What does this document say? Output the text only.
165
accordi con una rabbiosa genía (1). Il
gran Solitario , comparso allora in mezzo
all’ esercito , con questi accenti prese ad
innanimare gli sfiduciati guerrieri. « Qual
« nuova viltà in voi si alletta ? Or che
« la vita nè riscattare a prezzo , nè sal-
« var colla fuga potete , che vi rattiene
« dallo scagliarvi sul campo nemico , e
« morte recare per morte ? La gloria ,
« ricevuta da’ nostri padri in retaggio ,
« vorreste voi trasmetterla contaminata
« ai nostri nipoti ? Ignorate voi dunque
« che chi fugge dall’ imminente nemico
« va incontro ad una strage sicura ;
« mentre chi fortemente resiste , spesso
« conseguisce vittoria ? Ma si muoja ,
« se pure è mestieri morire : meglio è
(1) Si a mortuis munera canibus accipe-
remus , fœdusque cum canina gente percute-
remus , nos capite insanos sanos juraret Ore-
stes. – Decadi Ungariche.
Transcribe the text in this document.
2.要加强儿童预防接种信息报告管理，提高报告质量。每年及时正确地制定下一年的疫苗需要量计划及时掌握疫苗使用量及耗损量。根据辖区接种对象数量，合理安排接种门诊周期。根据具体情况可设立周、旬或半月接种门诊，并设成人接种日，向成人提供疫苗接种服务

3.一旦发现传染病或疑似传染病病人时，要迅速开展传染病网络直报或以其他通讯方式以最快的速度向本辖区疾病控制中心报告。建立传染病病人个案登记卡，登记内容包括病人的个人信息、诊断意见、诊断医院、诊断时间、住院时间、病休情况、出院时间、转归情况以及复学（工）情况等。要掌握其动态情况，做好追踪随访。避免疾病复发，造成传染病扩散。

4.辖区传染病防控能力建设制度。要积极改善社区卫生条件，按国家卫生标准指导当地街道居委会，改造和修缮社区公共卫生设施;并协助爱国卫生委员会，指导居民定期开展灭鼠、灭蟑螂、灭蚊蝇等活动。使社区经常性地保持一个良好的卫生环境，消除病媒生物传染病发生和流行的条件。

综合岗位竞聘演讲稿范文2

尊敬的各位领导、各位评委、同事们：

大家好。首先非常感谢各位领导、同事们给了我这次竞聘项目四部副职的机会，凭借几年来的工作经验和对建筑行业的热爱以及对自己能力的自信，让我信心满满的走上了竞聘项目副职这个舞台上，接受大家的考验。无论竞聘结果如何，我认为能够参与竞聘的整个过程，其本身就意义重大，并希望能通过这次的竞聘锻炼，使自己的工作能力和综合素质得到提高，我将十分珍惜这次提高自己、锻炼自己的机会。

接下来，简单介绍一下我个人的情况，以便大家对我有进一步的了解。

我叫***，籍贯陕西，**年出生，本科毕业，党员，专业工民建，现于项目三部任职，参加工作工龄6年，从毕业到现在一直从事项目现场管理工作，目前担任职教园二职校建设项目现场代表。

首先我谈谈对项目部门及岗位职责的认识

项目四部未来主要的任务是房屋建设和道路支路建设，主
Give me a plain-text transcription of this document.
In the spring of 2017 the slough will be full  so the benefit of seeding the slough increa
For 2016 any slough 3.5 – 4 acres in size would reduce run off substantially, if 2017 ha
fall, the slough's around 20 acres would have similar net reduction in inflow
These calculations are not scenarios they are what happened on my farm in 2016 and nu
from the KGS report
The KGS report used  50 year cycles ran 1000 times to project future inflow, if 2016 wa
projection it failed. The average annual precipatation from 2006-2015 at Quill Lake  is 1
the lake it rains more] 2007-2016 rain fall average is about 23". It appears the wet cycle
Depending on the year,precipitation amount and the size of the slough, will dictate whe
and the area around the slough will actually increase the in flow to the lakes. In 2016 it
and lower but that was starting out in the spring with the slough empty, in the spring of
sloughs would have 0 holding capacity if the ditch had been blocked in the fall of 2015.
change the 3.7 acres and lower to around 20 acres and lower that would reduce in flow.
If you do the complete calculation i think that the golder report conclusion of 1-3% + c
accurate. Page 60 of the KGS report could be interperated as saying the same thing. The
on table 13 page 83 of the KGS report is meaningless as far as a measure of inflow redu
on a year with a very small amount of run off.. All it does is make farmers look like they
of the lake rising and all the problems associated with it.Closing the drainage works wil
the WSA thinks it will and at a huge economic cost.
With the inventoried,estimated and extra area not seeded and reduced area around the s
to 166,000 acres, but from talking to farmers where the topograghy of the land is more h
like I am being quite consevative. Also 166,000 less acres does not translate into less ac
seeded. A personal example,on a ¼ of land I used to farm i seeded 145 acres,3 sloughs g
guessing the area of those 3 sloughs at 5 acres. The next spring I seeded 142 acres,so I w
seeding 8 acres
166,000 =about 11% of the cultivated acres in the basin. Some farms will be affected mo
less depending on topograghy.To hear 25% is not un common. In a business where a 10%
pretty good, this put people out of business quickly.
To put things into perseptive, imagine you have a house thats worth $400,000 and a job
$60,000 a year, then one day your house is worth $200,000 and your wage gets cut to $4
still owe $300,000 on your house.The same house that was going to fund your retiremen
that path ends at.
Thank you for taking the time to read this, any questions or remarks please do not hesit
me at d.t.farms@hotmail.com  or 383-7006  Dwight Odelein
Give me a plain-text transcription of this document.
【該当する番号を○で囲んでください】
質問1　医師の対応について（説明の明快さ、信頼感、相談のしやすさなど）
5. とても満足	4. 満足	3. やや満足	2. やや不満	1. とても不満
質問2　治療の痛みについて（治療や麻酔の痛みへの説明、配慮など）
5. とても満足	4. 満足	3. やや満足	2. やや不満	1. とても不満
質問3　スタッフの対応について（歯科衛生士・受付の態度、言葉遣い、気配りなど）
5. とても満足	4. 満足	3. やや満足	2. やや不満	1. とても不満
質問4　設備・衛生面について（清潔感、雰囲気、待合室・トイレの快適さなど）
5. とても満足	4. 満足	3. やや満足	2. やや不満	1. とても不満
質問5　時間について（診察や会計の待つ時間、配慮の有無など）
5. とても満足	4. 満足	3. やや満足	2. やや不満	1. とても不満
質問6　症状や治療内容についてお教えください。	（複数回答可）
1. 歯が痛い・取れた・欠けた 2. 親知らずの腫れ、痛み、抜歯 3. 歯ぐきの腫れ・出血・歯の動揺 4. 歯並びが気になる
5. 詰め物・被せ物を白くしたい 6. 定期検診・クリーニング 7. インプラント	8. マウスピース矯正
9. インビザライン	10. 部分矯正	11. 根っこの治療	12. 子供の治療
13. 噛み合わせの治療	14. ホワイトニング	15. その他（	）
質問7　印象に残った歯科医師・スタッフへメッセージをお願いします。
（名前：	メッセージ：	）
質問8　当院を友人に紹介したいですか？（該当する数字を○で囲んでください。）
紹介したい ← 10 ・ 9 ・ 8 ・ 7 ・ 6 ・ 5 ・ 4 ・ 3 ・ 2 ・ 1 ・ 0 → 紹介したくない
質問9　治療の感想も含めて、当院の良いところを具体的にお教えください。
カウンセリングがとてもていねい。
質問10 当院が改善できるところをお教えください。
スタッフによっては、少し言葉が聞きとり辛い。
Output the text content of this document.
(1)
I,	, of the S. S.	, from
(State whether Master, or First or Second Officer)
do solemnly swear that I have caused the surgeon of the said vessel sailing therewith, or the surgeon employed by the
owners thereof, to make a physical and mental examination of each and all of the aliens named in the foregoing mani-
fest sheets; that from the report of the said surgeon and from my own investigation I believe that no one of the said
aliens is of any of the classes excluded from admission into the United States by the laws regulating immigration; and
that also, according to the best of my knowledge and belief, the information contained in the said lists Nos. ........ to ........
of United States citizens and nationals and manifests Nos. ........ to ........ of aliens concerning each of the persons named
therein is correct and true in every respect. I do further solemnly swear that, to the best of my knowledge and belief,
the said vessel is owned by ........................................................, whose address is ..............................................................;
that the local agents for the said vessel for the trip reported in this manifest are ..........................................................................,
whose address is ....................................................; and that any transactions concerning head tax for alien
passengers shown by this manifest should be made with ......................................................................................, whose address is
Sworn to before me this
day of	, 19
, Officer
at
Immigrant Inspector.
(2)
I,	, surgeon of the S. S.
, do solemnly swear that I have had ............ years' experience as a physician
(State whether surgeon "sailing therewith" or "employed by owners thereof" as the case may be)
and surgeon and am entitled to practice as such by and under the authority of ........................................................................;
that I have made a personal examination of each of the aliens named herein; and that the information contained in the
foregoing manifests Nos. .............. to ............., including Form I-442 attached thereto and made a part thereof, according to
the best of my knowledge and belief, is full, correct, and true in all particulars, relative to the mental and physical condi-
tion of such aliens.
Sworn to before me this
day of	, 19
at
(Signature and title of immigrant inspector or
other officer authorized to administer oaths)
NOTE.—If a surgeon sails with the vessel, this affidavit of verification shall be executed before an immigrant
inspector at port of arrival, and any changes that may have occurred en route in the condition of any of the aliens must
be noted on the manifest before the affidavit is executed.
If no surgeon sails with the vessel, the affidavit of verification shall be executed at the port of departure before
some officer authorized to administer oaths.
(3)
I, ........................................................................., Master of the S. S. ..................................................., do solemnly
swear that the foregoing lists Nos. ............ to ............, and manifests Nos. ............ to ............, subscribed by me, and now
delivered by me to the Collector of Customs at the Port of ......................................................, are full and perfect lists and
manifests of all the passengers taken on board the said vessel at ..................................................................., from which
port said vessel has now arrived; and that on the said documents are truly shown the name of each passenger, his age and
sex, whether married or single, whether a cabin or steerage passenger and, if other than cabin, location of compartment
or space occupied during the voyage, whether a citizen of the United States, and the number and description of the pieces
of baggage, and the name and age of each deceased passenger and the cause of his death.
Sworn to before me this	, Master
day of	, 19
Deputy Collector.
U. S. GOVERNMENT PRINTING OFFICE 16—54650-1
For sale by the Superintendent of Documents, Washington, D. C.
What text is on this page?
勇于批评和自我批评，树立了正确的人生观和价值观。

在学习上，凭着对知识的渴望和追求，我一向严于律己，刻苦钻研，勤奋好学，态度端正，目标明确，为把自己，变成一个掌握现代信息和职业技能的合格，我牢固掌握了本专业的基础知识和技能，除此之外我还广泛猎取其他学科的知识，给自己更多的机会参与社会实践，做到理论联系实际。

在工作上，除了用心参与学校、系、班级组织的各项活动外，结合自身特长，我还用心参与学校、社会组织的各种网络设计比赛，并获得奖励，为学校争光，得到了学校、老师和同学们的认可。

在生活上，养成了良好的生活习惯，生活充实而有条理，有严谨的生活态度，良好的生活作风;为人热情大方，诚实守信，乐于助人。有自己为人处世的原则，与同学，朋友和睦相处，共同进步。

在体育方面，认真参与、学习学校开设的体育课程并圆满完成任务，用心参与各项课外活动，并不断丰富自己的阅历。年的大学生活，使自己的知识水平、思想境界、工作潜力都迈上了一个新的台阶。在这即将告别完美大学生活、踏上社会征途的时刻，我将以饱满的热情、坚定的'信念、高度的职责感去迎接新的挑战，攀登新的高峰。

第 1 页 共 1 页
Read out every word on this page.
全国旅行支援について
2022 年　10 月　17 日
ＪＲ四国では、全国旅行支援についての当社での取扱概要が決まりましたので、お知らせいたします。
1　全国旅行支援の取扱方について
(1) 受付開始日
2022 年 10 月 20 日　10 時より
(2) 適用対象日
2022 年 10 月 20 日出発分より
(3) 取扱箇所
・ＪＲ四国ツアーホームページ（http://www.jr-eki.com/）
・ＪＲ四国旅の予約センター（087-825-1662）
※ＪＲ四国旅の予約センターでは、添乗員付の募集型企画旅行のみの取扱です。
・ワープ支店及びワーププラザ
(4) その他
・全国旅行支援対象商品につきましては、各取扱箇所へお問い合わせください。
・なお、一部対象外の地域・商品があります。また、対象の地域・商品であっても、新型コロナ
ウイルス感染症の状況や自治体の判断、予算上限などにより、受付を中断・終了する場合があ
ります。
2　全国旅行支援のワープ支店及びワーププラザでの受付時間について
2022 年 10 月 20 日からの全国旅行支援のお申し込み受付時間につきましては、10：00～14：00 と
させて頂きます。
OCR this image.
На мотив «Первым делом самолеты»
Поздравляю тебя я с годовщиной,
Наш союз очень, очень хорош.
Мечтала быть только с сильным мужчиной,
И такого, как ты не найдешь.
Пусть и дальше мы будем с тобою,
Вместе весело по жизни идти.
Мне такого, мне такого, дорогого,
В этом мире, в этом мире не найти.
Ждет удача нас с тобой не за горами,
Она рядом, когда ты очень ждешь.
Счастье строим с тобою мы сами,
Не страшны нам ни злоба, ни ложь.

REQUIRED TASK »
Please extract exactly, and only, the lines from the line containing "OCR this image." through the last line of the records.

CORRECT ANSWER »
OCR this image.
На мотив «Первым делом самолеты»
Поздравляю тебя я с годовщиной,
Наш союз очень, очень хорош.
Мечтала быть только с сильным мужчиной,
И такого, как ты не найдешь.
Пусть и дальше мы будем с тобою,
Вместе весело по жизни идти.
Мне такого, мне такого, дорогого,
В этом мире, в этом мире не найти.
Ждет удача нас с тобой не за горами,
Она рядом, когда ты очень ждешь.
Счастье строим с тобою мы сами,
Не страшны нам ни злоба, ни ложь.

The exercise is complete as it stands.